What is expected – Below is a listing; write it out exactly and drop any images from it.

Records shown –
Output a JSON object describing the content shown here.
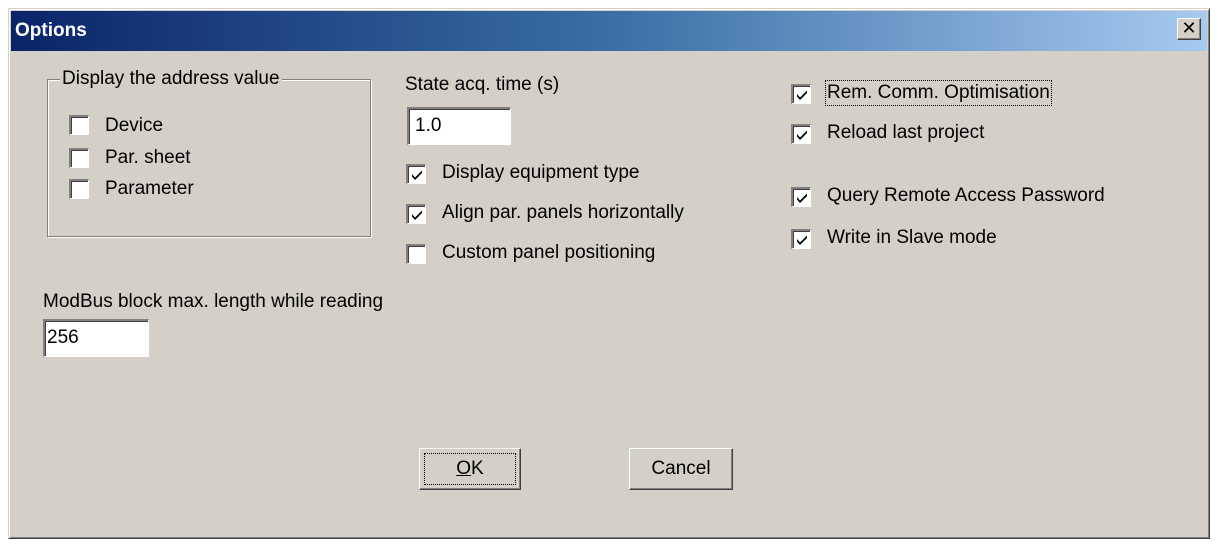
{
  "window": {
    "title": "Options",
    "close_glyph": "✕"
  },
  "display_address": {
    "legend": "Display the address value",
    "items": [
      {
        "label": "Device",
        "checked": false
      },
      {
        "label": "Par. sheet",
        "checked": false
      },
      {
        "label": "Parameter",
        "checked": false
      }
    ]
  },
  "state_acq": {
    "label": "State acq. time (s)",
    "value": "1.0"
  },
  "middle_options": [
    {
      "label": "Display equipment type",
      "checked": true
    },
    {
      "label": "Align par. panels horizontally",
      "checked": true
    },
    {
      "label": "Custom panel positioning",
      "checked": false
    }
  ],
  "right_options": [
    {
      "label": "Rem. Comm. Optimisation",
      "checked": true
    },
    {
      "label": "Reload last project",
      "checked": true
    },
    {
      "label": "Query Remote Access Password",
      "checked": true
    },
    {
      "label": "Write in Slave mode",
      "checked": true
    }
  ],
  "modbus": {
    "label": "ModBus block max. length while reading",
    "value": "256"
  },
  "buttons": {
    "ok_accel": "O",
    "ok_rest": "K",
    "cancel": "Cancel"
  },
  "colors": {
    "face": "#d4d0c8",
    "title_start": "#0a246a",
    "title_end": "#a6caf0"
  },
  "icons": {
    "close": "close-icon",
    "check": "checkmark-icon"
  }
}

Completed task –
Output a JSON object describing the content shown here.
{
  "window": {
    "title": "Options",
    "close_glyph": "✕"
  },
  "display_address": {
    "legend": "Display the address value",
    "items": [
      {
        "label": "Device",
        "checked": false
      },
      {
        "label": "Par. sheet",
        "checked": false
      },
      {
        "label": "Parameter",
        "checked": false
      }
    ]
  },
  "state_acq": {
    "label": "State acq. time (s)",
    "value": "1.0"
  },
  "middle_options": [
    {
      "label": "Display equipment type",
      "checked": true
    },
    {
      "label": "Align par. panels horizontally",
      "checked": true
    },
    {
      "label": "Custom panel positioning",
      "checked": false
    }
  ],
  "right_options": [
    {
      "label": "Rem. Comm. Optimisation",
      "checked": true
    },
    {
      "label": "Reload last project",
      "checked": true
    },
    {
      "label": "Query Remote Access Password",
      "checked": true
    },
    {
      "label": "Write in Slave mode",
      "checked": true
    }
  ],
  "modbus": {
    "label": "ModBus block max. length while reading",
    "value": "256"
  },
  "buttons": {
    "ok_accel": "O",
    "ok_rest": "K",
    "cancel": "Cancel"
  },
  "colors": {
    "face": "#d4d0c8",
    "title_start": "#0a246a",
    "title_end": "#a6caf0"
  },
  "icons": {
    "close": "close-icon",
    "check": "checkmark-icon"
  }
}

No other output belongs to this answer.